* DIRECTIONS
Collect all the lines that mention the word "likely".

* Records that describe figures

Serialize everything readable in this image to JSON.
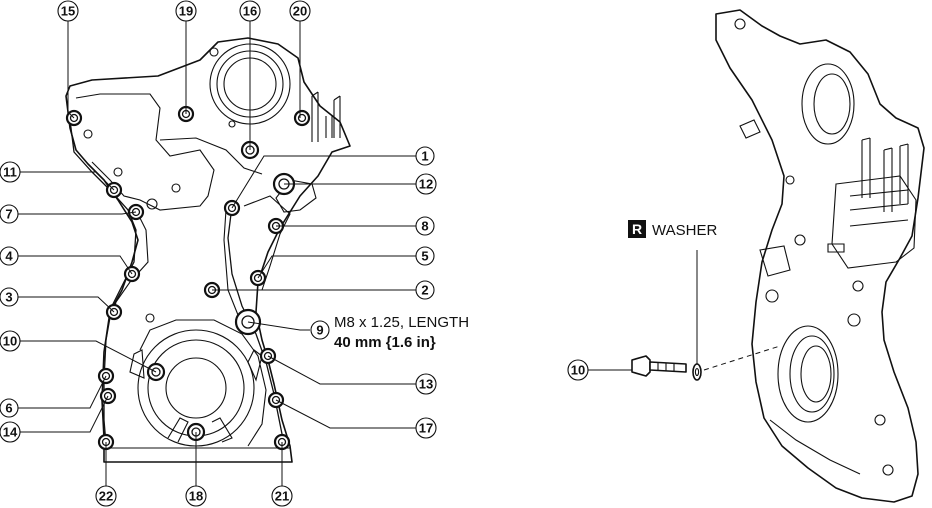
{
  "callouts": [
    "1",
    "2",
    "3",
    "4",
    "5",
    "6",
    "7",
    "8",
    "9",
    "10",
    "11",
    "12",
    "13",
    "14",
    "15",
    "16",
    "17",
    "18",
    "19",
    "20",
    "21",
    "22"
  ],
  "spec": {
    "line1": "M8 x 1.25, LENGTH",
    "line2": "40 mm {1.6 in}"
  },
  "washer": {
    "badge": "R",
    "label": "WASHER"
  },
  "right_callout": "10"
}
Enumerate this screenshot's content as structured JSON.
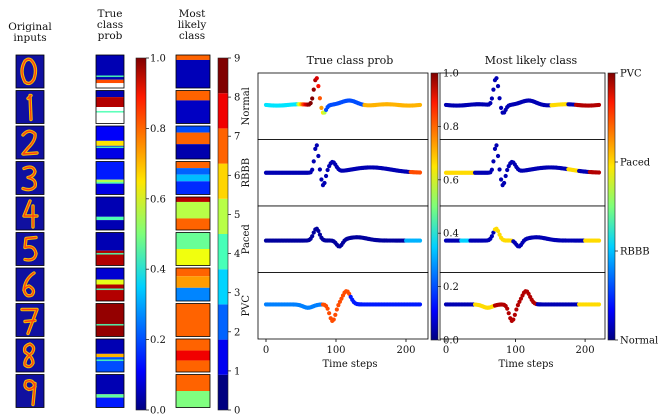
{
  "left_panel": {
    "col_titles": [
      [
        "Original",
        "inputs"
      ],
      [
        "True",
        "class",
        "prob"
      ],
      [
        "Most",
        "likely",
        "class"
      ]
    ],
    "digits": [
      "0",
      "1",
      "2",
      "3",
      "4",
      "5",
      "6",
      "7",
      "8",
      "9"
    ],
    "prob_colorbar": {
      "ticks": [
        "0.0",
        "0.2",
        "0.4",
        "0.6",
        "0.8",
        "1.0"
      ],
      "range": [
        0,
        1
      ]
    },
    "class_colorbar": {
      "ticks": [
        "0",
        "1",
        "2",
        "3",
        "4",
        "5",
        "6",
        "7",
        "8",
        "9"
      ],
      "range": [
        0,
        9
      ]
    }
  },
  "right_panel": {
    "titles": [
      "True class prob",
      "Most likely class"
    ],
    "row_labels": [
      "Normal",
      "RBBB",
      "Paced",
      "PVC"
    ],
    "prob_colorbar": {
      "ticks": [
        "0.0",
        "0.2",
        "0.4",
        "0.6",
        "0.8",
        "1.0"
      ],
      "range": [
        0,
        1
      ]
    },
    "class_colorbar": {
      "ticks": [
        "Normal",
        "RBBB",
        "Paced",
        "PVC"
      ]
    }
  },
  "chart_data": [
    {
      "type": "line",
      "title": "True class prob",
      "xlabel": "Time steps",
      "ylabel": "",
      "xlim": [
        0,
        220
      ],
      "xticks": [
        0,
        100,
        200
      ],
      "series": [
        {
          "name": "Normal",
          "x": [
            0,
            20,
            40,
            55,
            65,
            72,
            80,
            90,
            110,
            130,
            160,
            190,
            220
          ]
        },
        {
          "name": "RBBB",
          "x": [
            0,
            20,
            40,
            60,
            70,
            75,
            80,
            90,
            110,
            140,
            170,
            200,
            220
          ]
        },
        {
          "name": "Paced",
          "x": [
            0,
            30,
            60,
            75,
            90,
            105,
            120,
            150,
            180,
            210,
            220
          ]
        },
        {
          "name": "PVC",
          "x": [
            0,
            30,
            60,
            75,
            90,
            100,
            115,
            140,
            170,
            200,
            220
          ]
        }
      ]
    },
    {
      "type": "line",
      "title": "Most likely class",
      "xlabel": "Time steps",
      "ylabel": "",
      "xlim": [
        0,
        220
      ],
      "xticks": [
        0,
        100,
        200
      ],
      "series": [
        {
          "name": "Normal"
        },
        {
          "name": "RBBB"
        },
        {
          "name": "Paced"
        },
        {
          "name": "PVC"
        }
      ]
    }
  ]
}
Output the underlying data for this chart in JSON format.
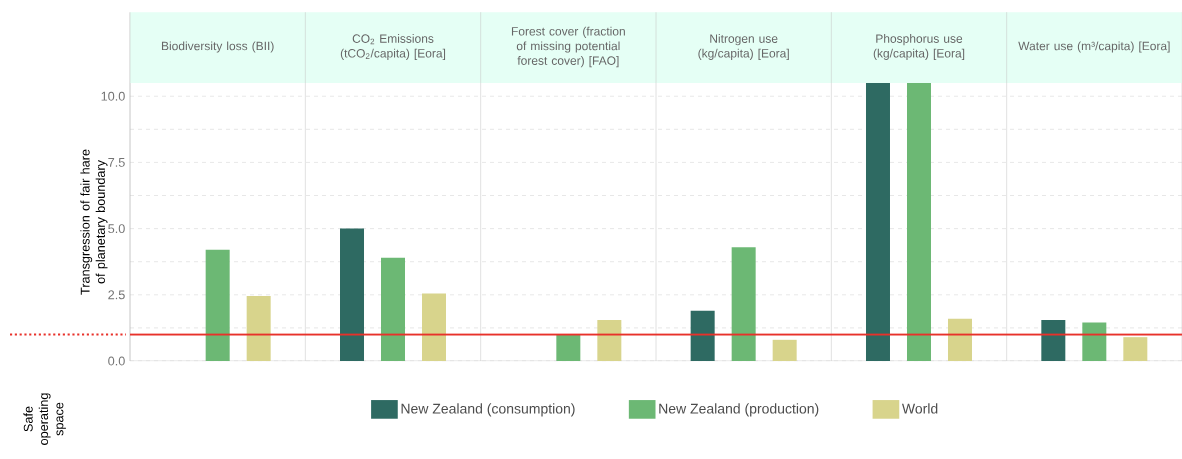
{
  "chart_data": {
    "type": "bar",
    "ylabel": "Transgression of fair hare of planetary boundary",
    "categories": [
      "Biodiversity loss (BII)",
      "CO$_{2}$ Emissions (tCO$_{2}$/capita) [Eora]",
      "Forest cover (fraction of missing potential forest cover) [FAO]",
      "Nitrogen use (kg/capita) [Eora]",
      "Phosphorus use (kg/capita) [Eora]",
      "Water use (m³/capita) [Eora]"
    ],
    "series": [
      {
        "name": "New Zealand (consumption)",
        "color": "#2e6a62",
        "values": [
          null,
          5.0,
          null,
          1.9,
          10.5,
          1.55
        ]
      },
      {
        "name": "New Zealand (production)",
        "color": "#6cb874",
        "values": [
          4.2,
          3.9,
          1.0,
          4.3,
          10.5,
          1.45
        ]
      },
      {
        "name": "World",
        "color": "#d8d48c",
        "values": [
          2.45,
          2.55,
          1.55,
          0.8,
          1.6,
          0.9
        ]
      }
    ],
    "ylim": [
      0,
      10.5
    ],
    "yticks": [
      {
        "value": 0,
        "label": "0.0"
      },
      {
        "value": 1.25,
        "label": null
      },
      2.5,
      {
        "value": 3.75,
        "label": null
      },
      {
        "value": 5,
        "label": "5.0"
      },
      {
        "value": 6.25,
        "label": null
      },
      7.5,
      {
        "value": 8.75,
        "label": null
      },
      {
        "value": 10,
        "label": "10.0"
      }
    ],
    "grid": "y",
    "legend": "bottom",
    "ref_lines": [
      {
        "axis": "y",
        "value": 1,
        "color": "#e8312a"
      }
    ],
    "annotations": [
      "Safe operating space"
    ]
  }
}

* ANSWER IN FULL
        "likely",
      "Most likely class"
      "title": "Most likely class",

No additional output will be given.